EXERCISE GOAL:
Search the entries for lines that contain the word "spre", and report each one found.

BEGIN

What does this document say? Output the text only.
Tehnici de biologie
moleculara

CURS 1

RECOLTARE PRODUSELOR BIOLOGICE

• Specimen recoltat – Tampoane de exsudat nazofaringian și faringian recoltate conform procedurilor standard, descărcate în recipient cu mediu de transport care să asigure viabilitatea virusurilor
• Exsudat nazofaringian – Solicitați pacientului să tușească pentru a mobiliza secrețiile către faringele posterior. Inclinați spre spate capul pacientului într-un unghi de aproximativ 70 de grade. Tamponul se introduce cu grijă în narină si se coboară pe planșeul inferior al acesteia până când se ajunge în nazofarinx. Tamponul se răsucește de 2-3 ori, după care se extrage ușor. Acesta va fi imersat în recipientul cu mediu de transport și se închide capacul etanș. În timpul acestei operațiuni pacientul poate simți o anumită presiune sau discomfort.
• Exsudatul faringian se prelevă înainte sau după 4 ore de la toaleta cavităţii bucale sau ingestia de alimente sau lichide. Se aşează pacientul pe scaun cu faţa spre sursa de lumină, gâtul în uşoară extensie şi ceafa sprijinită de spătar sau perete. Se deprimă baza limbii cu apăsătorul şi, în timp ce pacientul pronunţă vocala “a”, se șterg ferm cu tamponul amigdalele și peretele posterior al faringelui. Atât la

END

ANSWER TO THIS TASK:
• Exsudat nazofaringian – Solicitați pacientului să tușească pentru a mobiliza secrețiile către faringele posterior. Inclinați spre spate capul pacientului într-un unghi de aproximativ 70 de grade. Tamponul se introduce cu grijă în narină si se coboară pe planșeul inferior al acesteia până când se ajunge în nazofarinx. Tamponul se răsucește de 2-3 ori, după care se extrage ușor. Acesta va fi imersat în recipientul cu mediu de transport și se închide capacul etanș. În timpul acestei operațiuni pacientul poate simți o anumită presiune sau discomfort.
• Exsudatul faringian se prelevă înainte sau după 4 ore de la toaleta cavităţii bucale sau ingestia de alimente sau lichide. Se aşează pacientul pe scaun cu faţa spre sursa de lumină, gâtul în uşoară extensie şi ceafa sprijinită de spătar sau perete. Se deprimă baza limbii cu apăsătorul şi, în timp ce pacientul pronunţă vocala “a”, se șterg ferm cu tamponul amigdalele și peretele posterior al faringelui. Atât la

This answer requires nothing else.